Dataset items

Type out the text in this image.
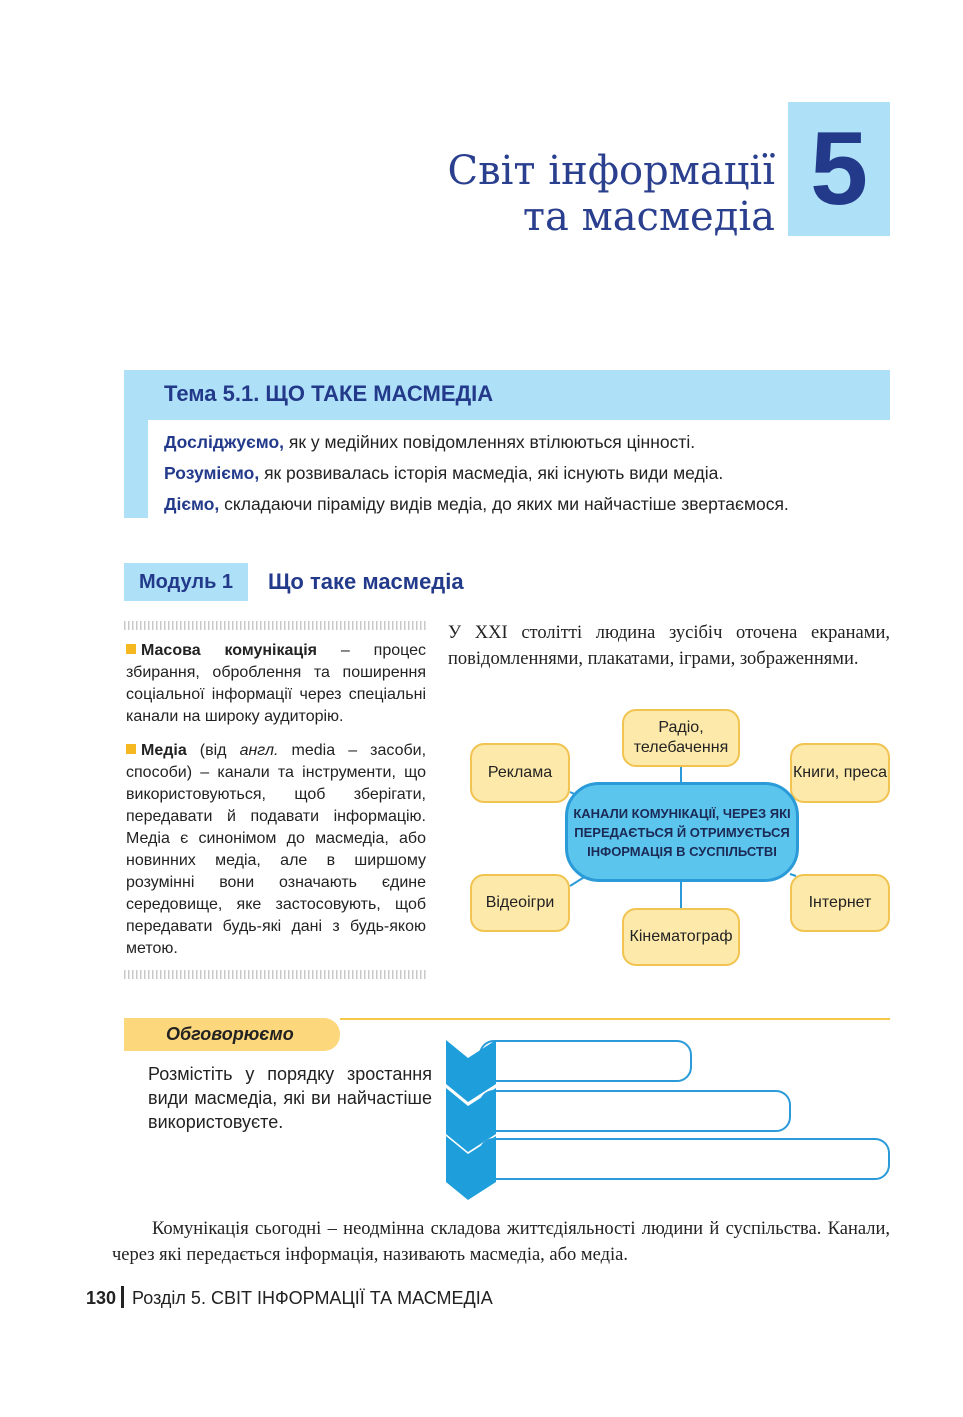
Світ інформації
та масмедіа 5
Тема 5.1. ЩО ТАКЕ МАСМЕДІА
Досліджуємо, як у медійних повідомленнях втілюються цінності.
Розуміємо, як розвивалась історія масмедіа, які існують види медіа.
Діємо, складаючи піраміду видів медіа, до яких ми найчастіше звертаємося.
Модуль 1	Що таке масмедіа
Масова комунікація – процес збирання, оброблення та поширення соціальної інформації через спеціальні канали на широку аудиторію.
Медіа (від англ. media – засоби, способи) – канали та інструменти, що використовуються, щоб зберігати, передавати й подавати інформацію. Медіа є синонімом до масмедіа, або новинних медіа, але в ширшому розумінні вони означають єдине середовище, яке застосовують, щоб передавати будь-які дані з будь-якою метою.
У XXI столітті людина зусібіч оточена екранами, повідомленнями, плакатами, іграми, зображеннями.
Радіо, телебачення
Реклама	Книги, преса
Відеоігри	Інтернет
Кінематограф
КАНАЛИ КОМУНІКАЦІЇ, ЧЕРЕЗ ЯКІ ПЕРЕДАЄТЬСЯ Й ОТРИМУЄТЬСЯ ІНФОРМАЦІЯ В СУСПІЛЬСТВІ
Обговорюємо
Розмістіть у порядку зростання види масмедіа, які ви найчастіше використовуєте.
Комунікація сьогодні – неодмінна складова життєдіяльності людини й суспільства. Канали, через які передається інформація, називають масмедіа, або медіа.
130 Розділ 5. СВІТ ІНФОРМАЦІЇ ТА МАСМЕДІА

=== YOUR OBJECTIVE ===
Reproduce the material above in full, exactly, with no images.

=== TASK RESPONSE ===
Type out the text in this image.
Світ інформації
та масмедіа 5
Тема 5.1. ЩО ТАКЕ МАСМЕДІА
Досліджуємо, як у медійних повідомленнях втілюються цінності.
Розуміємо, як розвивалась історія масмедіа, які існують види медіа.
Діємо, складаючи піраміду видів медіа, до яких ми найчастіше звертаємося.
Модуль 1	Що таке масмедіа
Масова комунікація – процес збирання, оброблення та поширення соціальної інформації через спеціальні канали на широку аудиторію.
Медіа (від англ. media – засоби, способи) – канали та інструменти, що використовуються, щоб зберігати, передавати й подавати інформацію. Медіа є синонімом до масмедіа, або новинних медіа, але в ширшому розумінні вони означають єдине середовище, яке застосовують, щоб передавати будь-які дані з будь-якою метою.
У XXI столітті людина зусібіч оточена екранами, повідомленнями, плакатами, іграми, зображеннями.
Радіо, телебачення
Реклама	Книги, преса
Відеоігри	Інтернет
Кінематограф
КАНАЛИ КОМУНІКАЦІЇ, ЧЕРЕЗ ЯКІ ПЕРЕДАЄТЬСЯ Й ОТРИМУЄТЬСЯ ІНФОРМАЦІЯ В СУСПІЛЬСТВІ
Обговорюємо
Розмістіть у порядку зростання види масмедіа, які ви найчастіше використовуєте.
Комунікація сьогодні – неодмінна складова життєдіяльності людини й суспільства. Канали, через які передається інформація, називають масмедіа, або медіа.
130 Розділ 5. СВІТ ІНФОРМАЦІЇ ТА МАСМЕДІА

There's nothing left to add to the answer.